• WHAT NEEDS TO BE DONE: Extract the data exactly, missing nothing.

(A run of records)
____
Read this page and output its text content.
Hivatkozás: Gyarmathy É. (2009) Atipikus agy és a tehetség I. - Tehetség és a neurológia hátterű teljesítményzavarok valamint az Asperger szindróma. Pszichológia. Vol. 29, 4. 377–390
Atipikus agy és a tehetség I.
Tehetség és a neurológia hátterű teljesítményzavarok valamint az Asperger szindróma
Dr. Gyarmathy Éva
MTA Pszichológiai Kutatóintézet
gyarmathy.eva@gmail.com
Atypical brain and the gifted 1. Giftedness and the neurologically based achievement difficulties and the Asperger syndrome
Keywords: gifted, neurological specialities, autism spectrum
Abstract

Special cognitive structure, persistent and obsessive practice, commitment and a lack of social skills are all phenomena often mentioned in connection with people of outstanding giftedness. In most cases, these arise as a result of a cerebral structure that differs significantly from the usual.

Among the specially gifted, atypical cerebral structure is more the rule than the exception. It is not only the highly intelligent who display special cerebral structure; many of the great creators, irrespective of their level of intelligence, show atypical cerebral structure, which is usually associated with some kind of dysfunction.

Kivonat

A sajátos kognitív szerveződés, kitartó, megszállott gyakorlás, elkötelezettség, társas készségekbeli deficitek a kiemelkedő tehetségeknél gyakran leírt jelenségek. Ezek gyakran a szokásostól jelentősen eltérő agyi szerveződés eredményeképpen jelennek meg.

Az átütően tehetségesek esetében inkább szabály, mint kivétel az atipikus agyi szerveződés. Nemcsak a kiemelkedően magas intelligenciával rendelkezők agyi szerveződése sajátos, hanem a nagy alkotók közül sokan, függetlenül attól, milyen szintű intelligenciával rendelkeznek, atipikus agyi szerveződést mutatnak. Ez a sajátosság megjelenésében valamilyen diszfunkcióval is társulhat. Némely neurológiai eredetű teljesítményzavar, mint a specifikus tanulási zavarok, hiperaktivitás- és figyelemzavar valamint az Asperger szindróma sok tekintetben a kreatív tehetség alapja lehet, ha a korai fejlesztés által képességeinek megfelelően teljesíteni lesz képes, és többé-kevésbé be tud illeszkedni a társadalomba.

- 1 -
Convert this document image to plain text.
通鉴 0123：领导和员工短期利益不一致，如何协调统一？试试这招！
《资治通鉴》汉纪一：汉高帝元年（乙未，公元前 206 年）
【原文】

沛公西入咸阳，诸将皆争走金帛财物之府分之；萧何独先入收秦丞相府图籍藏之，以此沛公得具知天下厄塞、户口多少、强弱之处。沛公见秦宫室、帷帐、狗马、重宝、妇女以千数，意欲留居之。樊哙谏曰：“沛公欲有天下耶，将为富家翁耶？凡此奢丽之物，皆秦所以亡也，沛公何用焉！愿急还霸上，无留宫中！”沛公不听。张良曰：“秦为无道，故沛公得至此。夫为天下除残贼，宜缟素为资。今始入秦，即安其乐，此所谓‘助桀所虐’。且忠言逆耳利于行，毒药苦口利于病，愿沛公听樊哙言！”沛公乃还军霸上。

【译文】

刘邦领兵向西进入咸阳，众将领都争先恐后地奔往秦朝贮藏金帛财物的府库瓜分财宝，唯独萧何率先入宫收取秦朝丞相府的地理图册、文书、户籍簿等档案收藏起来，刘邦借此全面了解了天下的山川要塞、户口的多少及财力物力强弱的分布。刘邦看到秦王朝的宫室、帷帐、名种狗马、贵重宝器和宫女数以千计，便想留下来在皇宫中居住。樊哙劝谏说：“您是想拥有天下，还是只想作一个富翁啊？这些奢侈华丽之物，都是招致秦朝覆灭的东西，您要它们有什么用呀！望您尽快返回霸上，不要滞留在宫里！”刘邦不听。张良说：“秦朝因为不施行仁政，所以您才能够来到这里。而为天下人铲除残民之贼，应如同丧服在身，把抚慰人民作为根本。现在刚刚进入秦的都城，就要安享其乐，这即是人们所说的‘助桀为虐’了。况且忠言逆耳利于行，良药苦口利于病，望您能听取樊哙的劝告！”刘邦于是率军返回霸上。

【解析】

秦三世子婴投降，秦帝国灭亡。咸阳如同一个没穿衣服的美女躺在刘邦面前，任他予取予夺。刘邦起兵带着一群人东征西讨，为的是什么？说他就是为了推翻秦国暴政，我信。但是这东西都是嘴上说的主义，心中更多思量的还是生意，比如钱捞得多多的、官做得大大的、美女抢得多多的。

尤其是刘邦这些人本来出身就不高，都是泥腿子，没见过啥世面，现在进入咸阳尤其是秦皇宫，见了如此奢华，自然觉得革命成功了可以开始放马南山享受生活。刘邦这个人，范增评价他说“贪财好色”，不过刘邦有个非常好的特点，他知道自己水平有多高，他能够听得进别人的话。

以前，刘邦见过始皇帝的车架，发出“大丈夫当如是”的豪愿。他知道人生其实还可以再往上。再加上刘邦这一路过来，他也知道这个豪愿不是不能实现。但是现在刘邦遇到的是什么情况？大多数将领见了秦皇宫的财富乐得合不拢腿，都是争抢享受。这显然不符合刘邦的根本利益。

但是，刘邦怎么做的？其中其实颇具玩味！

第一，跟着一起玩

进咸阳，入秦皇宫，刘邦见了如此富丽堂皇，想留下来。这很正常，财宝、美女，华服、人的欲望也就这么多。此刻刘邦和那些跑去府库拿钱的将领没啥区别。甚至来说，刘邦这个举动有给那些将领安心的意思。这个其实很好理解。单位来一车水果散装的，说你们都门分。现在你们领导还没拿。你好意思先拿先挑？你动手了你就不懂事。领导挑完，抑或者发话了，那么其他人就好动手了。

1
____
• RESPONSE TO THE EXERCISE:
Read this page and output its text content.
Hivatkozás: Gyarmathy É. (2009) Atipikus agy és a tehetség I. - Tehetség és a neurológia hátterű teljesítményzavarok valamint az Asperger szindróma. Pszichológia. Vol. 29, 4. 377–390
Atipikus agy és a tehetség I.
Tehetség és a neurológia hátterű teljesítményzavarok valamint az Asperger szindróma
Dr. Gyarmathy Éva
MTA Pszichológiai Kutatóintézet
gyarmathy.eva@gmail.com
Atypical brain and the gifted 1. Giftedness and the neurologically based achievement difficulties and the Asperger syndrome
Keywords: gifted, neurological specialities, autism spectrum
Abstract

Special cognitive structure, persistent and obsessive practice, commitment and a lack of social skills are all phenomena often mentioned in connection with people of outstanding giftedness. In most cases, these arise as a result of a cerebral structure that differs significantly from the usual.

Among the specially gifted, atypical cerebral structure is more the rule than the exception. It is not only the highly intelligent who display special cerebral structure; many of the great creators, irrespective of their level of intelligence, show atypical cerebral structure, which is usually associated with some kind of dysfunction.

Kivonat

A sajátos kognitív szerveződés, kitartó, megszállott gyakorlás, elkötelezettség, társas készségekbeli deficitek a kiemelkedő tehetségeknél gyakran leírt jelenségek. Ezek gyakran a szokásostól jelentősen eltérő agyi szerveződés eredményeképpen jelennek meg.

Az átütően tehetségesek esetében inkább szabály, mint kivétel az atipikus agyi szerveződés. Nemcsak a kiemelkedően magas intelligenciával rendelkezők agyi szerveződése sajátos, hanem a nagy alkotók közül sokan, függetlenül attól, milyen szintű intelligenciával rendelkeznek, atipikus agyi szerveződést mutatnak. Ez a sajátosság megjelenésében valamilyen diszfunkcióval is társulhat. Némely neurológiai eredetű teljesítményzavar, mint a specifikus tanulási zavarok, hiperaktivitás- és figyelemzavar valamint az Asperger szindróma sok tekintetben a kreatív tehetség alapja lehet, ha a korai fejlesztés által képességeinek megfelelően teljesíteni lesz képes, és többé-kevésbé be tud illeszkedni a társadalomba.

- 1 -
Convert this document image to plain text.
通鉴 0123：领导和员工短期利益不一致，如何协调统一？试试这招！
《资治通鉴》汉纪一：汉高帝元年（乙未，公元前 206 年）
【原文】

沛公西入咸阳，诸将皆争走金帛财物之府分之；萧何独先入收秦丞相府图籍藏之，以此沛公得具知天下厄塞、户口多少、强弱之处。沛公见秦宫室、帷帐、狗马、重宝、妇女以千数，意欲留居之。樊哙谏曰：“沛公欲有天下耶，将为富家翁耶？凡此奢丽之物，皆秦所以亡也，沛公何用焉！愿急还霸上，无留宫中！”沛公不听。张良曰：“秦为无道，故沛公得至此。夫为天下除残贼，宜缟素为资。今始入秦，即安其乐，此所谓‘助桀所虐’。且忠言逆耳利于行，毒药苦口利于病，愿沛公听樊哙言！”沛公乃还军霸上。

【译文】

刘邦领兵向西进入咸阳，众将领都争先恐后地奔往秦朝贮藏金帛财物的府库瓜分财宝，唯独萧何率先入宫收取秦朝丞相府的地理图册、文书、户籍簿等档案收藏起来，刘邦借此全面了解了天下的山川要塞、户口的多少及财力物力强弱的分布。刘邦看到秦王朝的宫室、帷帐、名种狗马、贵重宝器和宫女数以千计，便想留下来在皇宫中居住。樊哙劝谏说：“您是想拥有天下，还是只想作一个富翁啊？这些奢侈华丽之物，都是招致秦朝覆灭的东西，您要它们有什么用呀！望您尽快返回霸上，不要滞留在宫里！”刘邦不听。张良说：“秦朝因为不施行仁政，所以您才能够来到这里。而为天下人铲除残民之贼，应如同丧服在身，把抚慰人民作为根本。现在刚刚进入秦的都城，就要安享其乐，这即是人们所说的‘助桀为虐’了。况且忠言逆耳利于行，良药苦口利于病，望您能听取樊哙的劝告！”刘邦于是率军返回霸上。

【解析】

秦三世子婴投降，秦帝国灭亡。咸阳如同一个没穿衣服的美女躺在刘邦面前，任他予取予夺。刘邦起兵带着一群人东征西讨，为的是什么？说他就是为了推翻秦国暴政，我信。但是这东西都是嘴上说的主义，心中更多思量的还是生意，比如钱捞得多多的、官做得大大的、美女抢得多多的。

尤其是刘邦这些人本来出身就不高，都是泥腿子，没见过啥世面，现在进入咸阳尤其是秦皇宫，见了如此奢华，自然觉得革命成功了可以开始放马南山享受生活。刘邦这个人，范增评价他说“贪财好色”，不过刘邦有个非常好的特点，他知道自己水平有多高，他能够听得进别人的话。

以前，刘邦见过始皇帝的车架，发出“大丈夫当如是”的豪愿。他知道人生其实还可以再往上。再加上刘邦这一路过来，他也知道这个豪愿不是不能实现。但是现在刘邦遇到的是什么情况？大多数将领见了秦皇宫的财富乐得合不拢腿，都是争抢享受。这显然不符合刘邦的根本利益。

但是，刘邦怎么做的？其中其实颇具玩味！

第一，跟着一起玩

进咸阳，入秦皇宫，刘邦见了如此富丽堂皇，想留下来。这很正常，财宝、美女，华服、人的欲望也就这么多。此刻刘邦和那些跑去府库拿钱的将领没啥区别。甚至来说，刘邦这个举动有给那些将领安心的意思。这个其实很好理解。单位来一车水果散装的，说你们都门分。现在你们领导还没拿。你好意思先拿先挑？你动手了你就不懂事。领导挑完，抑或者发话了，那么其他人就好动手了。

1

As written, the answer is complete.